§ **REQUIREMENT**: Extract, from the records beneath this instruction, each line that contains the word "scale".

§ **SUPPLIED MATERIAL**:
+ + + + +

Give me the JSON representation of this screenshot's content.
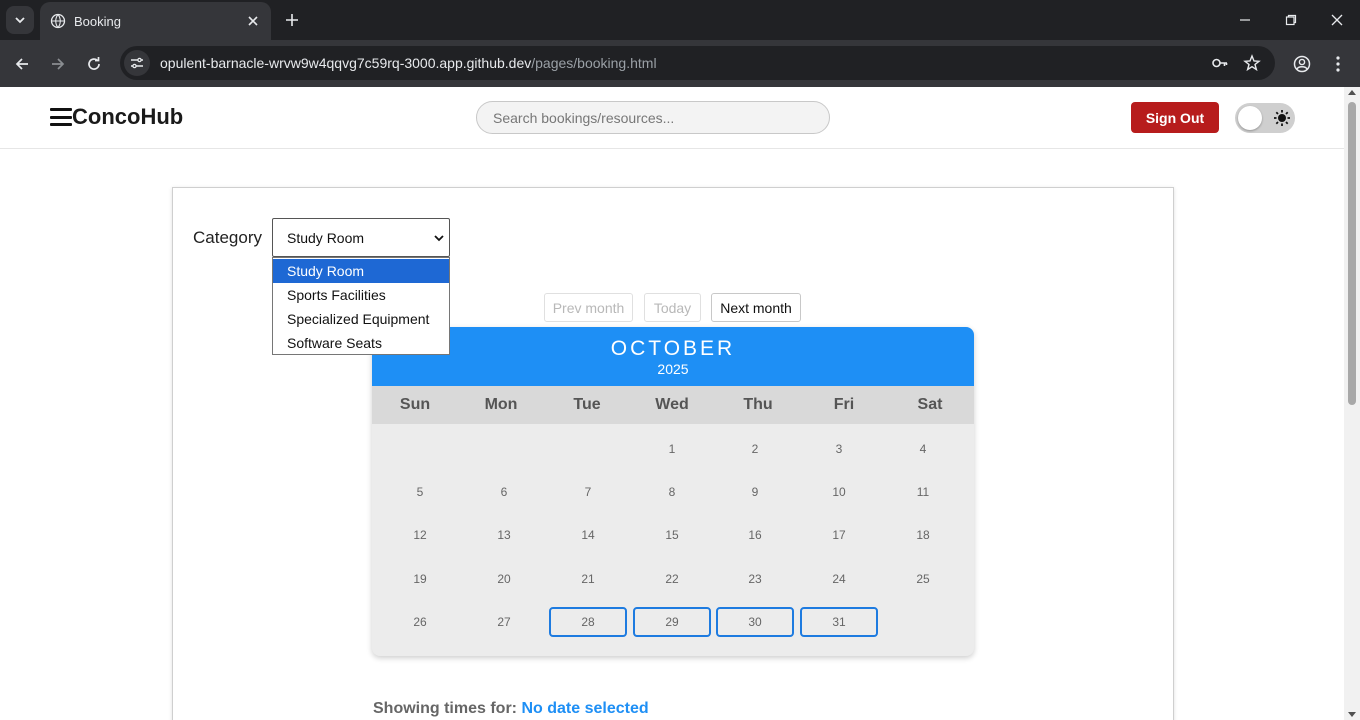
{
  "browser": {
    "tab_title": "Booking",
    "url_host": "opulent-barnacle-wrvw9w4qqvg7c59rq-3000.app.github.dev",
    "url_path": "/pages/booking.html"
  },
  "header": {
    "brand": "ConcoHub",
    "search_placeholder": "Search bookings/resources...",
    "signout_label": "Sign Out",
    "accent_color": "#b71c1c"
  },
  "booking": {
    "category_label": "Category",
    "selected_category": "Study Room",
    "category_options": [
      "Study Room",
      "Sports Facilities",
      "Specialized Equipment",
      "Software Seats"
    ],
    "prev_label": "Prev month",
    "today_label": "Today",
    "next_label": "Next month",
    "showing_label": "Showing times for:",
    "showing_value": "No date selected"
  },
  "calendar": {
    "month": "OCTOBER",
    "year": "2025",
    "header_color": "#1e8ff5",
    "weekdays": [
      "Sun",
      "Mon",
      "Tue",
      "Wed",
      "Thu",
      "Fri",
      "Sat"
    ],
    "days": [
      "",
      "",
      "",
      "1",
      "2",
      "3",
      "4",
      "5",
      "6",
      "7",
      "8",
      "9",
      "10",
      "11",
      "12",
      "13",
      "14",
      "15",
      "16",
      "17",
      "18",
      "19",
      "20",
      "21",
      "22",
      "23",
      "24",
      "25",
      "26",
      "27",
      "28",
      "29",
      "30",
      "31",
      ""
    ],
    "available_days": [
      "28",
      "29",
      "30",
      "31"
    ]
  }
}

+ + + + +

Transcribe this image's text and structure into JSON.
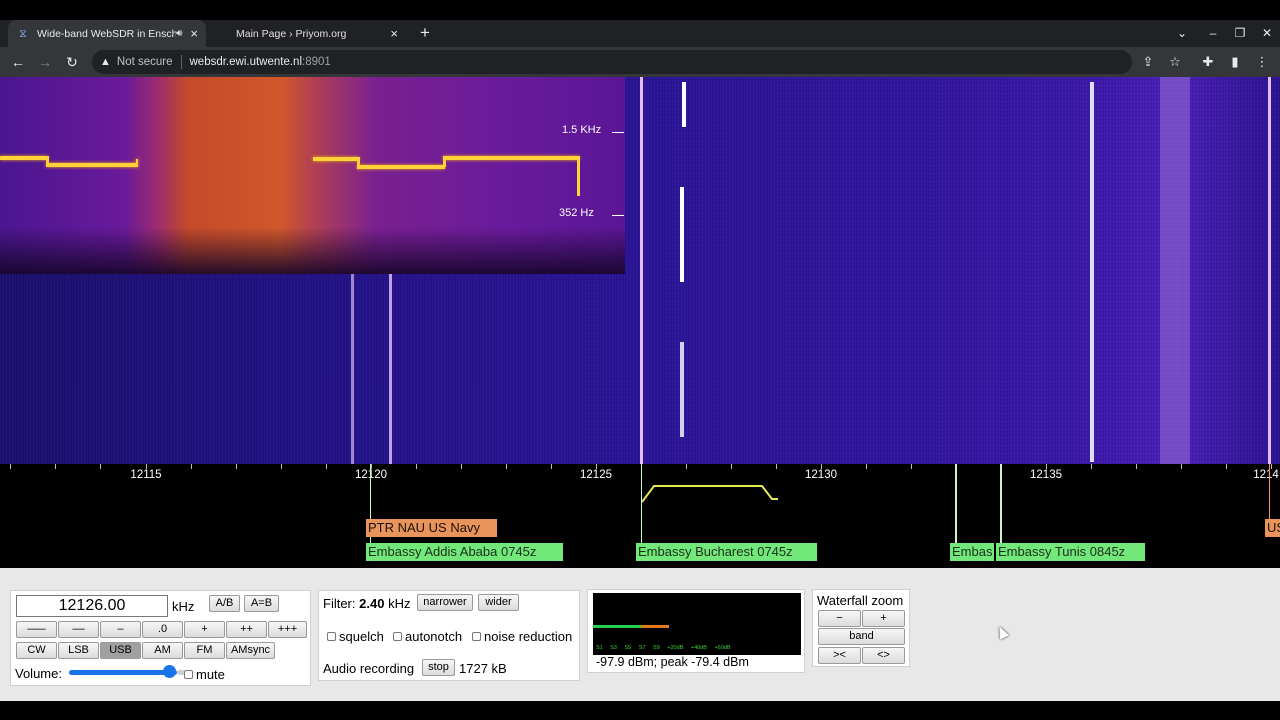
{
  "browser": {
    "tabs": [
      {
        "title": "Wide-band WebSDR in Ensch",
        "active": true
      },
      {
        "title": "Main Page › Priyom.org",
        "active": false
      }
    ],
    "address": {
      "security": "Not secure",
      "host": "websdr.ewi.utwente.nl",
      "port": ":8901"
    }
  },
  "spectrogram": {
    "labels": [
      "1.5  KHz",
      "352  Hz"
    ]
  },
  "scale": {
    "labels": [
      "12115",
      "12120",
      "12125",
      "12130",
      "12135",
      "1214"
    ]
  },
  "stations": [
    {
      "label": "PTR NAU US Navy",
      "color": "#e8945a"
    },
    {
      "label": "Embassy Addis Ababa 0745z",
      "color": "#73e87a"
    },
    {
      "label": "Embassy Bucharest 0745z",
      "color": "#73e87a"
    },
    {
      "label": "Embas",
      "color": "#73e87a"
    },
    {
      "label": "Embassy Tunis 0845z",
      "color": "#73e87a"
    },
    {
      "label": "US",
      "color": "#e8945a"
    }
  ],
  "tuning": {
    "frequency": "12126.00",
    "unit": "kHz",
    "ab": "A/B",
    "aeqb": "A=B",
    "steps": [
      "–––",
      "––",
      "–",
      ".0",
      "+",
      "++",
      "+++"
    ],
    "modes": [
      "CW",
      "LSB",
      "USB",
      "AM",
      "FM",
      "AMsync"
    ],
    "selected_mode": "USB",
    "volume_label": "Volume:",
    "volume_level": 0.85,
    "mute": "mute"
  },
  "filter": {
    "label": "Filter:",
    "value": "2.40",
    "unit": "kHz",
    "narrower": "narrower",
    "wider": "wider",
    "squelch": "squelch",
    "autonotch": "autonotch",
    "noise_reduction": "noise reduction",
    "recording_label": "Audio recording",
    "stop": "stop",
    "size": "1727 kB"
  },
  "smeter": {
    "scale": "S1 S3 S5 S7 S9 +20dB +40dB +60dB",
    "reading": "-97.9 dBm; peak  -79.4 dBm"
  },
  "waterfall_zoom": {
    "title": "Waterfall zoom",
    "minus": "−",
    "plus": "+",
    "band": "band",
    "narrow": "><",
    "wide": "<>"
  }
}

+ + + + +

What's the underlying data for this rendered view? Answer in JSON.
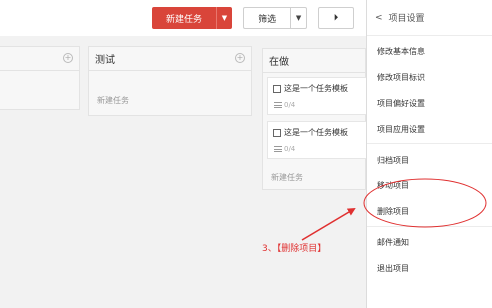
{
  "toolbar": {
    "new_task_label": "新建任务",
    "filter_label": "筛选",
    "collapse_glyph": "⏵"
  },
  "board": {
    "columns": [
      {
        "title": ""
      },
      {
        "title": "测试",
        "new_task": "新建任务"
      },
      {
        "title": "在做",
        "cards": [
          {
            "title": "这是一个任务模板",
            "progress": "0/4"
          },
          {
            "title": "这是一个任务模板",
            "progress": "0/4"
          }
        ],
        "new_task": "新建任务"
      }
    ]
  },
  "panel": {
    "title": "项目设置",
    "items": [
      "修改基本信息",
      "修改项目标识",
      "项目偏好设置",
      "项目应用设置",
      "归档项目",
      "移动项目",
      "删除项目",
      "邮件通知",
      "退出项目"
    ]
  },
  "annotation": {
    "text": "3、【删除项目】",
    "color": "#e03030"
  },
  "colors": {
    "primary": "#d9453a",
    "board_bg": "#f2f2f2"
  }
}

+ + + + +

§ **SOLUTION**:
  "scale": {
    "scale": "S1 S3 S5 S7 S9 +20dB +40dB +60dB",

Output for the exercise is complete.